EXERCISE TASK 1: Collect every line in the listing that contains the string "price". Case counts.

Joseph Bonanno had prided himself on the decades of relative peace he had imposed on New York’s Mafia scene. In his view, it was the convincing force of his personality and the political ties he had to other Castellammarese leaders that made the Mafia thrive. The peace allowed each crime family to conduct its rackets and make money. But as Bonanno would say, it was because the individual members of the Mafia were restrained by shared values of respect, trust, loyalty, and honor that the families maintained discipline. However, toward the end of his tortured reign, Joseph Bonanno saw that change.

“Everyone likes to have money, but in the absence of a higher moral code the making of money becomes an unwholesome goal,” Bonanno said in his autobiography. As Bonanno saw it, the “individualistic orientation” encouraged disrespect for authority and family values. In many ways then, the old crime boss sounded like any conservative man who felt in the face of a changing world that he had become an anachronism.

The debacle with the Commission showed that Bonanno had lost his touch as a mob politician. The internecine warfare that erupted in Bonanno’s last years as boss—the Banana War—littered the streets of New York with bodies until well into 1968. By this time, though, the elder Bonanno had lost his taste for the battle. The fragmentation of his once-powerful family was also too much for its founder.

EXERCISE TASK 2: List the shared values that, according to the text on Joseph Bonanno, restrained individual members of the Mafia.

EXERCISE INPUT:
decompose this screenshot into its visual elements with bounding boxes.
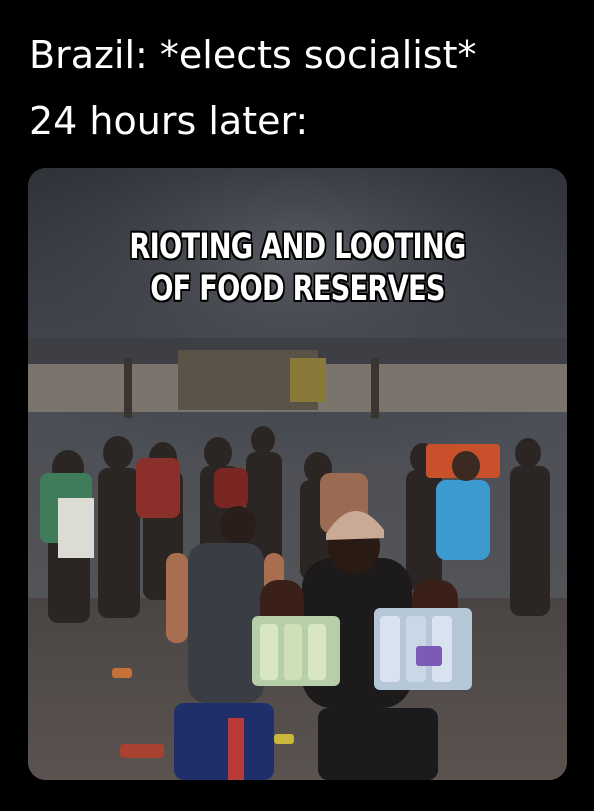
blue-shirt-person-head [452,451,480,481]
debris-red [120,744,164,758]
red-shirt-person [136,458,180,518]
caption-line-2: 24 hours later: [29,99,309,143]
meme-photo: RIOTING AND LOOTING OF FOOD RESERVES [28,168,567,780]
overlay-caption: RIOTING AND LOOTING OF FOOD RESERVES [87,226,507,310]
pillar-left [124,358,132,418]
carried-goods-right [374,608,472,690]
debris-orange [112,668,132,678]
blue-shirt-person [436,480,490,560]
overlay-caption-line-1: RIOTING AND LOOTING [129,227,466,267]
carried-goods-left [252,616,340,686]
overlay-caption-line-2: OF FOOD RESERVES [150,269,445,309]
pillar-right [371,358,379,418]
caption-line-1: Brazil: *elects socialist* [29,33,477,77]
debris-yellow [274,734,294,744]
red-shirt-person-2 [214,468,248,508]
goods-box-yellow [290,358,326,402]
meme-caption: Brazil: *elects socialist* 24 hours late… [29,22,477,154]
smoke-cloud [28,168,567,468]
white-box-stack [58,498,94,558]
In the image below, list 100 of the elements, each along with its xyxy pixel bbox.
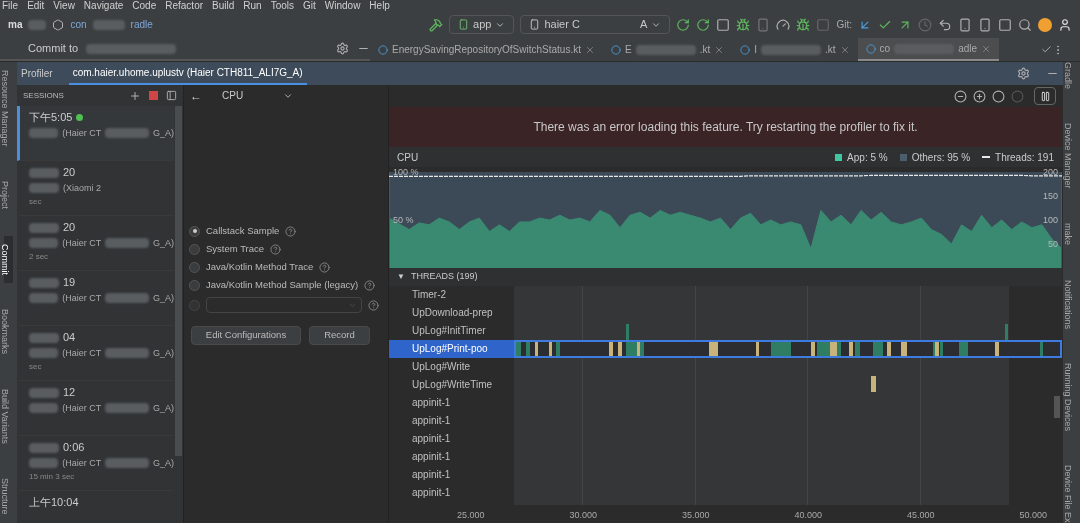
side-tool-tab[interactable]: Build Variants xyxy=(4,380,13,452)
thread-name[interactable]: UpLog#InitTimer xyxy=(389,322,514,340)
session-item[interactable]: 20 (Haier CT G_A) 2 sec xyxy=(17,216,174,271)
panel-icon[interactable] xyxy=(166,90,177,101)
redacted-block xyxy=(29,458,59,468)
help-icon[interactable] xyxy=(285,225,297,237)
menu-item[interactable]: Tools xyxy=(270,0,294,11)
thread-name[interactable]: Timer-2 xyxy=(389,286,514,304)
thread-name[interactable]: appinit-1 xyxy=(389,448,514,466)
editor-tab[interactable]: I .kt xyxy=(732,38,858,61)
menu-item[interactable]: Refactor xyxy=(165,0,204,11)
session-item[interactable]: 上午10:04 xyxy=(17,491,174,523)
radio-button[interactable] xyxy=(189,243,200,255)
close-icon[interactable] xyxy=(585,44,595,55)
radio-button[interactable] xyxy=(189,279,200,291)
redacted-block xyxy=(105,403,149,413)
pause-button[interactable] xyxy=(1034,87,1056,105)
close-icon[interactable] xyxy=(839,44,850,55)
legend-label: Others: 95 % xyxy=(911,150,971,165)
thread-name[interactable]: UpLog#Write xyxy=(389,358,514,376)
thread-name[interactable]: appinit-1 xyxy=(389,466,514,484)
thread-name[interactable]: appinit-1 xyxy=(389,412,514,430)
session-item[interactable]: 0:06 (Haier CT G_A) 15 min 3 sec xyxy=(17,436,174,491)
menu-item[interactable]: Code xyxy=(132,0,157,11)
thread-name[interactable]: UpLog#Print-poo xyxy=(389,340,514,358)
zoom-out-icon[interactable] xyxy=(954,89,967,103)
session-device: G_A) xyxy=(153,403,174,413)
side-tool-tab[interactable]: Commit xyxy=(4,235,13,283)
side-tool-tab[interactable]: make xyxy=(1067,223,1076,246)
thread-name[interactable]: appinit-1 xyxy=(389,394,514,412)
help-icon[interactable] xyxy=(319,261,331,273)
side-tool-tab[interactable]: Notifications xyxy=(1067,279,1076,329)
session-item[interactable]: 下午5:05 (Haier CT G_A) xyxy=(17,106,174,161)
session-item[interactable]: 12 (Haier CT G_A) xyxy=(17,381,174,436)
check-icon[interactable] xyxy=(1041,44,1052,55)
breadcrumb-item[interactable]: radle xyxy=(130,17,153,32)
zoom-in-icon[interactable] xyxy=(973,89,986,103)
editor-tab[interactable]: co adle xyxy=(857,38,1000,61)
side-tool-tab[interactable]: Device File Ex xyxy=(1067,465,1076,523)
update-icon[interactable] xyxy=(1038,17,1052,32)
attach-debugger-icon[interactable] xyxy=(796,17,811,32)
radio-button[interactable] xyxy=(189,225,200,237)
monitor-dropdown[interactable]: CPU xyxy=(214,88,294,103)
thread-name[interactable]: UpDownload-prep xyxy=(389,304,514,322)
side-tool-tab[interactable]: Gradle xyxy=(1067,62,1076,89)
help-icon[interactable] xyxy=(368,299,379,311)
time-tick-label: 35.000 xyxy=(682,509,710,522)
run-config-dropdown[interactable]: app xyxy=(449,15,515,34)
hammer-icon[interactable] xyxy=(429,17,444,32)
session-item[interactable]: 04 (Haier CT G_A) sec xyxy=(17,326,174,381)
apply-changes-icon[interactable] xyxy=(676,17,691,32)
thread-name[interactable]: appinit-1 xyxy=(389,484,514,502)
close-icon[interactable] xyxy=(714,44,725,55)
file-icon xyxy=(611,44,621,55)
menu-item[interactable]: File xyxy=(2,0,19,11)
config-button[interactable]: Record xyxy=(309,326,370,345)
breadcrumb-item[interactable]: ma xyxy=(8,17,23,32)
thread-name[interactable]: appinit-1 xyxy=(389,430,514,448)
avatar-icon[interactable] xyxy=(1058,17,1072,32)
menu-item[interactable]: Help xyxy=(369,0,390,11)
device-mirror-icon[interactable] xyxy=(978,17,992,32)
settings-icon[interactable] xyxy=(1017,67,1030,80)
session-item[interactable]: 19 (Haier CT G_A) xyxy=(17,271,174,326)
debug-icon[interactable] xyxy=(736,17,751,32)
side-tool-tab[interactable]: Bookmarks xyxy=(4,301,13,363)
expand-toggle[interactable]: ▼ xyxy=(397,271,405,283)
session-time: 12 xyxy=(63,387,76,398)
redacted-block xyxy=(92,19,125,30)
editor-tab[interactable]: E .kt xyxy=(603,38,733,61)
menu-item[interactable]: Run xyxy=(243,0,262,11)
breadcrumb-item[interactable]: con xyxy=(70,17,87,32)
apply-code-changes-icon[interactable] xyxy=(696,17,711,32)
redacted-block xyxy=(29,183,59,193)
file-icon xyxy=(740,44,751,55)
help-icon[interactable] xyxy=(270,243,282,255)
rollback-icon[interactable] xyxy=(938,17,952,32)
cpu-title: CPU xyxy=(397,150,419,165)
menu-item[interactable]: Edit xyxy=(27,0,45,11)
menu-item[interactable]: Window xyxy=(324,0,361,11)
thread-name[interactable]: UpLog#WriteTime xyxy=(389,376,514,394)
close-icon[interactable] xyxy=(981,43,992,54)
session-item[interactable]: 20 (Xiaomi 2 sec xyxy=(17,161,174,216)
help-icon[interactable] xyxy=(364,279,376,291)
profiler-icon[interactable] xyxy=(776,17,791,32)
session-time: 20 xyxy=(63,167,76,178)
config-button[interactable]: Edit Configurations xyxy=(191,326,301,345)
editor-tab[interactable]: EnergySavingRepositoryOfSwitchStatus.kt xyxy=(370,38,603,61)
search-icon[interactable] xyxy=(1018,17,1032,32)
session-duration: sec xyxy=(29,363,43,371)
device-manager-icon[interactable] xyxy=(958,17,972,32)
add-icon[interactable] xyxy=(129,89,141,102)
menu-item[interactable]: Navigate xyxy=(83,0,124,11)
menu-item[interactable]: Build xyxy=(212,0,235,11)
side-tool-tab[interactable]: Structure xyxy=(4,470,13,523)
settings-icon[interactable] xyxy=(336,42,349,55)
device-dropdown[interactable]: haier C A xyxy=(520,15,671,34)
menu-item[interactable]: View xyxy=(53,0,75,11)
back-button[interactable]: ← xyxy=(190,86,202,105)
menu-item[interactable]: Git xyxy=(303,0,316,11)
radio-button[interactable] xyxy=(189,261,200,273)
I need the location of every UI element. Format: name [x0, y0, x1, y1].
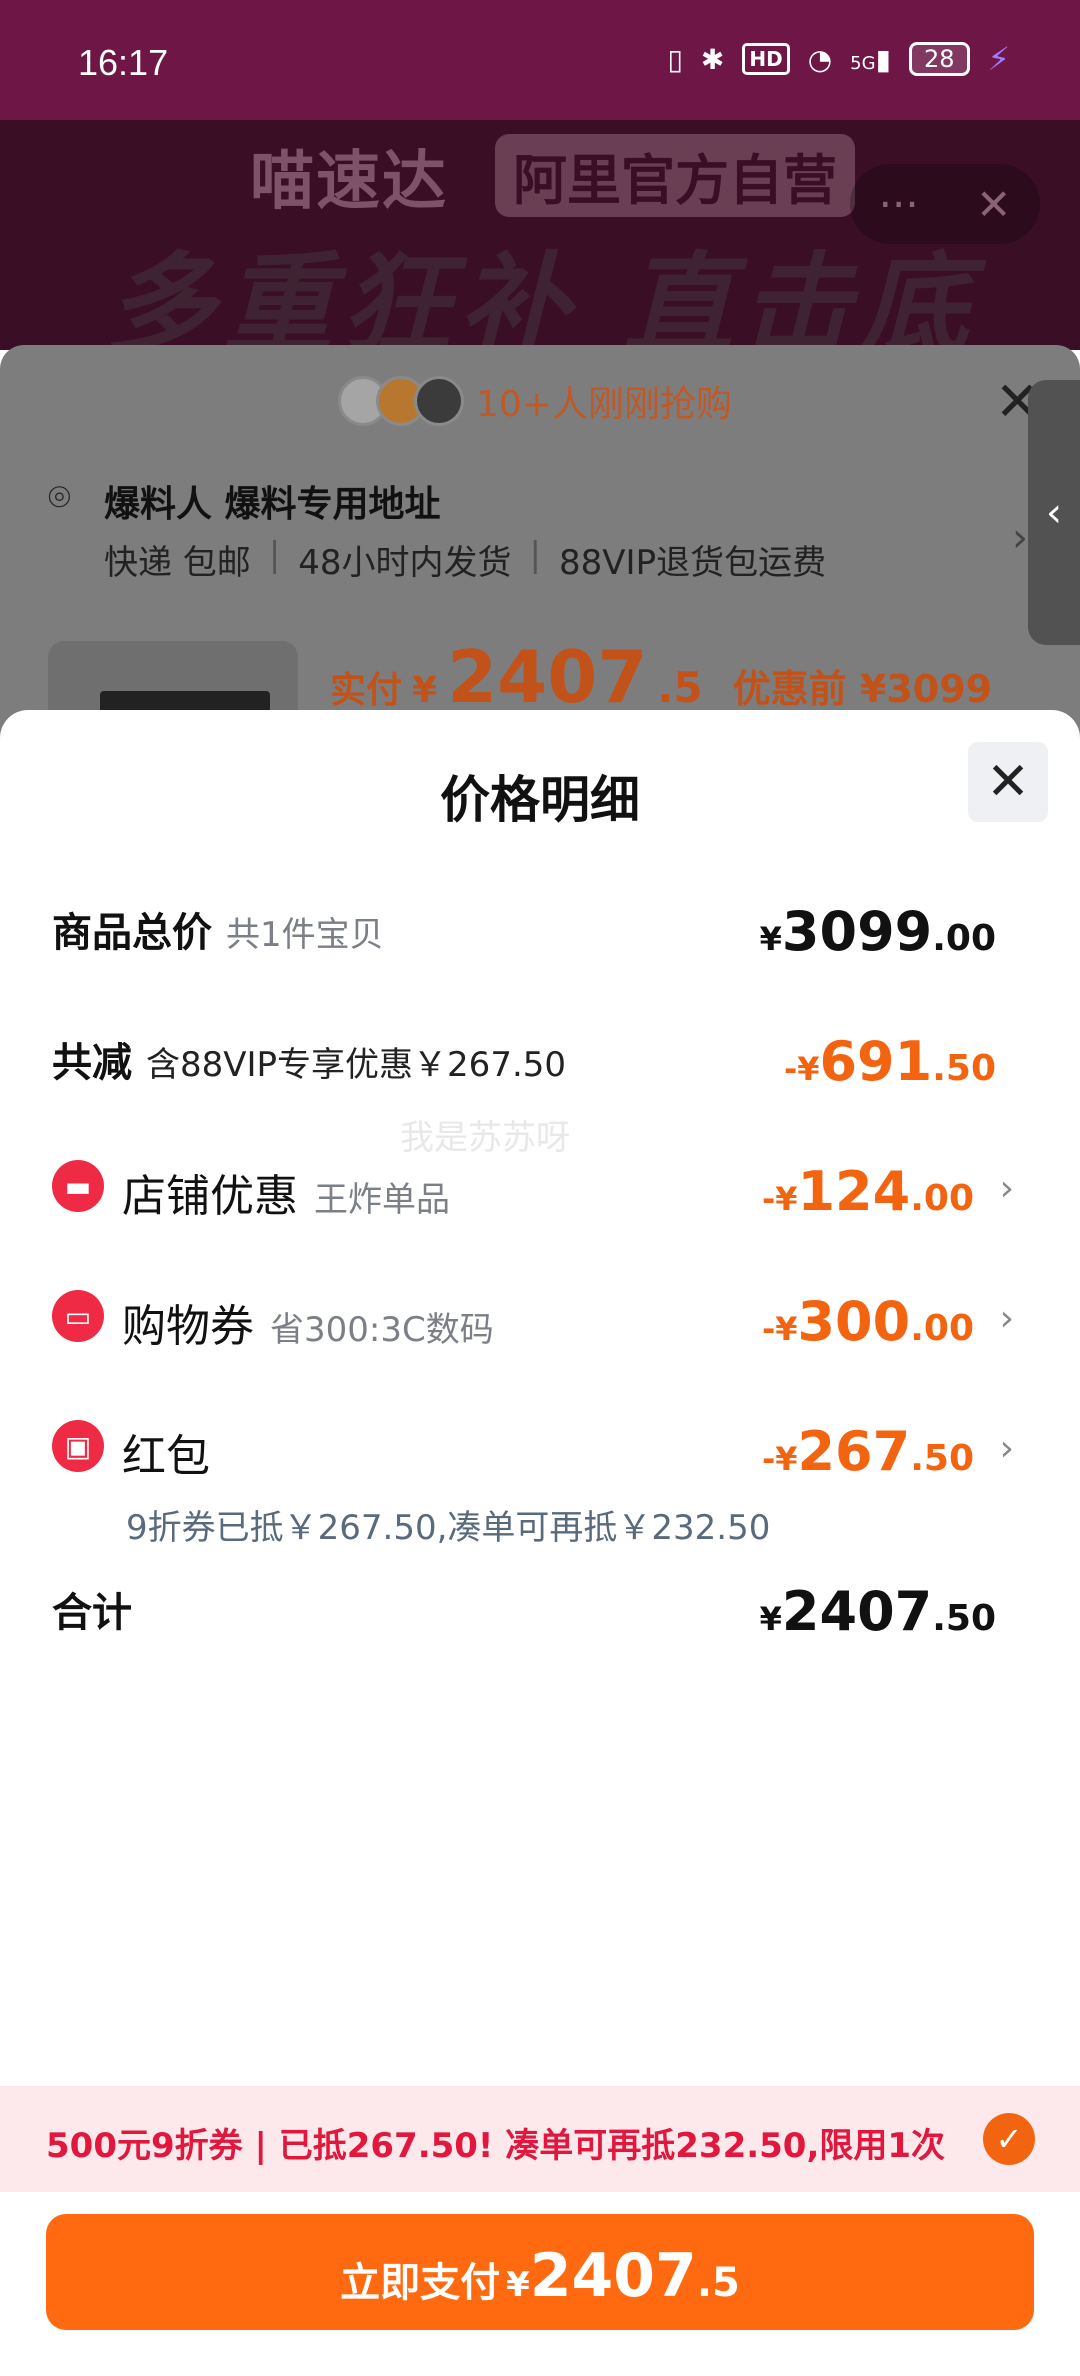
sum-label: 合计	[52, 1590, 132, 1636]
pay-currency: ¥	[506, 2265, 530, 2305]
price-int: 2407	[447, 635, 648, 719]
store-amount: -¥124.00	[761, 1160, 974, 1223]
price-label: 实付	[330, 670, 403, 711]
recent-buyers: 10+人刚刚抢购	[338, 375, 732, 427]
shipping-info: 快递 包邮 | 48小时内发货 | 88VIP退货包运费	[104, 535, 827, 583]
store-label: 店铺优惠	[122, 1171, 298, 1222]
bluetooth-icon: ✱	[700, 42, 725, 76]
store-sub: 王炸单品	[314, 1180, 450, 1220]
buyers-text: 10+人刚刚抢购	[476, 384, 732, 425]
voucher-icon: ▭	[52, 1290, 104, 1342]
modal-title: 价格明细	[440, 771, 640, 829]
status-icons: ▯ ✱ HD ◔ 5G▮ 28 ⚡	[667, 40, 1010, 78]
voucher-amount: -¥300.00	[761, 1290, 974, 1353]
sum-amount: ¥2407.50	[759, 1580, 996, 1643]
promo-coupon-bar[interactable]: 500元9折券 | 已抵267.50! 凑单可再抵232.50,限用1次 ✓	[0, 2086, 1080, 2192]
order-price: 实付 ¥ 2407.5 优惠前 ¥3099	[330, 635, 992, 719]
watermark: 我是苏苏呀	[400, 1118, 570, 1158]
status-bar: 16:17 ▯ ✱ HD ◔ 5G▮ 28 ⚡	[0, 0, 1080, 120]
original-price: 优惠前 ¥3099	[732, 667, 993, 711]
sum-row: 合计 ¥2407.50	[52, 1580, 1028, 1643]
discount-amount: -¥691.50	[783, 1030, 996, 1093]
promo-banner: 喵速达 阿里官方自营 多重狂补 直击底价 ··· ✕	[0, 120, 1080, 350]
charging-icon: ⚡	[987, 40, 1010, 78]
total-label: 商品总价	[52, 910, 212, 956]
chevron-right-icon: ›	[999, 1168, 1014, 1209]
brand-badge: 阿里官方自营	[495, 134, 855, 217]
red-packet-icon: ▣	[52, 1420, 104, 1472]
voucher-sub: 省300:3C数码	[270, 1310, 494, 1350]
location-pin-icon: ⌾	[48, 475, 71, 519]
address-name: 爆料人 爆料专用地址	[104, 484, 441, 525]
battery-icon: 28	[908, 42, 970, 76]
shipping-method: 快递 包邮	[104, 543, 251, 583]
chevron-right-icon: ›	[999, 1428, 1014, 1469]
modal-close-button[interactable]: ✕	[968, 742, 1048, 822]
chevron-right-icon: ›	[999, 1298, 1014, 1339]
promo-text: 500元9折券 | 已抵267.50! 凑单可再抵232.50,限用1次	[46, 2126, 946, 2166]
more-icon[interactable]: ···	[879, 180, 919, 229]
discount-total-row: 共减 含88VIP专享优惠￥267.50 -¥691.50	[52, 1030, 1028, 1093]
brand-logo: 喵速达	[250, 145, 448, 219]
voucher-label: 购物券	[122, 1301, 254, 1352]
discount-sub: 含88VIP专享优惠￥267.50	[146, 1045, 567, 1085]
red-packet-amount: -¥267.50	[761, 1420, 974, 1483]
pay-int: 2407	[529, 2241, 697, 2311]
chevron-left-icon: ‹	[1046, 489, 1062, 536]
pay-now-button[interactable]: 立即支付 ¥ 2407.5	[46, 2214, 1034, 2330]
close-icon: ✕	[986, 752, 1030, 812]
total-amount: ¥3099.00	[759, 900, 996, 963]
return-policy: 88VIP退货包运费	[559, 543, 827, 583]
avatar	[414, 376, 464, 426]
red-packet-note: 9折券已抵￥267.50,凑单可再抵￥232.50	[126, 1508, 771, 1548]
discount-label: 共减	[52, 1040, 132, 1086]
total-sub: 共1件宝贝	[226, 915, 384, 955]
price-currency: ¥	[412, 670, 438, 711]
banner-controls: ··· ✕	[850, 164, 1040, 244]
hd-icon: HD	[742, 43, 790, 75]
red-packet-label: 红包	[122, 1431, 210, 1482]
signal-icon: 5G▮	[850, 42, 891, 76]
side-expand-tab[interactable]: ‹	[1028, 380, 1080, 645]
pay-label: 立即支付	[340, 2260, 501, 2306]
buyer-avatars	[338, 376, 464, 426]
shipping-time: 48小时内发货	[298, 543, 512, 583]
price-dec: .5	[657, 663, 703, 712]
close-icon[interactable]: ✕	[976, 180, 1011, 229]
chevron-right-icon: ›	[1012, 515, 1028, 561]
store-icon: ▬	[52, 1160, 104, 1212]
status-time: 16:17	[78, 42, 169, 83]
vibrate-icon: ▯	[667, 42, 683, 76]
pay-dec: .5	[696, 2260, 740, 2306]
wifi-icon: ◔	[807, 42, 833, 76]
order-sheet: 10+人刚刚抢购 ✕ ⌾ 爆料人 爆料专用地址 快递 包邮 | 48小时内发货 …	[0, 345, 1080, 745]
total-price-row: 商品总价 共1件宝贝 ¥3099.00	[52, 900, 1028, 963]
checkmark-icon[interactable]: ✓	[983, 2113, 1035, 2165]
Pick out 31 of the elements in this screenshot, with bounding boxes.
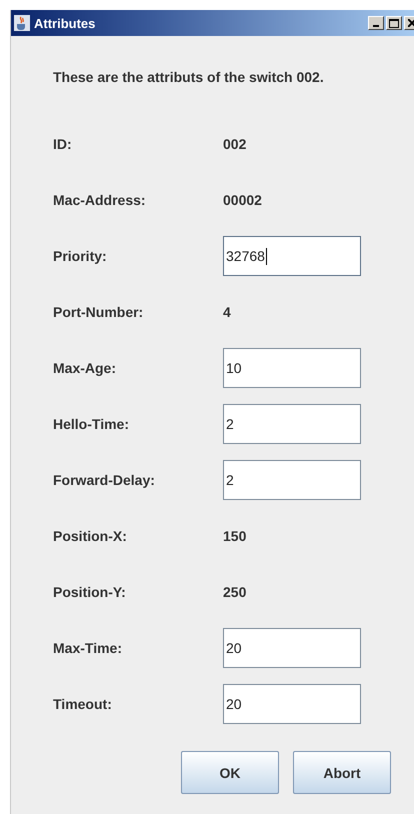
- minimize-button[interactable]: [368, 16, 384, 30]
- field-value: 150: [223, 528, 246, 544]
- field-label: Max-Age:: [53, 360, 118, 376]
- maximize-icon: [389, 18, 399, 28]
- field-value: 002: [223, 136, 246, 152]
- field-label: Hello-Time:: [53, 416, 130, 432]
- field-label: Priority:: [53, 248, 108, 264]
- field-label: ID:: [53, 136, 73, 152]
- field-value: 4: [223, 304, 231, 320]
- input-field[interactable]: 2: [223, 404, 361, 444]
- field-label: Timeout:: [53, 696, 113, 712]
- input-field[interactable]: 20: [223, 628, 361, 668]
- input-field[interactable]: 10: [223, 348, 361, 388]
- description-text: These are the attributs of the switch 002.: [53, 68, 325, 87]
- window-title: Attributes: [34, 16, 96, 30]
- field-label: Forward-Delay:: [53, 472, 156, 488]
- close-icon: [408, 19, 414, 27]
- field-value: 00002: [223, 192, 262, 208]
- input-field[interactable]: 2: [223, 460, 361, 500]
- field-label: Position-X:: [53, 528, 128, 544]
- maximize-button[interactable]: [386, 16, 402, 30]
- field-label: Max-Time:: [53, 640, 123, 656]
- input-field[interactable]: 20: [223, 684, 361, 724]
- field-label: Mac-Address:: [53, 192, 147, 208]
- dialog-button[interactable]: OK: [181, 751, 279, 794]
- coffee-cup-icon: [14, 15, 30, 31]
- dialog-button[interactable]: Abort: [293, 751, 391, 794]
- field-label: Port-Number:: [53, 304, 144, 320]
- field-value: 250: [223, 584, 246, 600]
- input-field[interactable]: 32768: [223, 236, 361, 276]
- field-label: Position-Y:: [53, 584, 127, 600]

FULL ANSWER 1:
price-int: 2407	[447, 635, 648, 719]
price-label: 实付	[330, 670, 403, 711]
order-price: 实付 ¥ 2407.5 优惠前 ¥3099	[330, 635, 992, 719]
original-price: 优惠前 ¥3099	[732, 667, 993, 711]
price-currency: ¥	[412, 670, 438, 711]
price-dec: .5	[657, 663, 703, 712]
total-price-row: 商品总价 共1件宝贝 ¥3099.00	[52, 900, 1028, 963]

FULL ANSWER 2:
- respect
- trust
- loyalty
- honor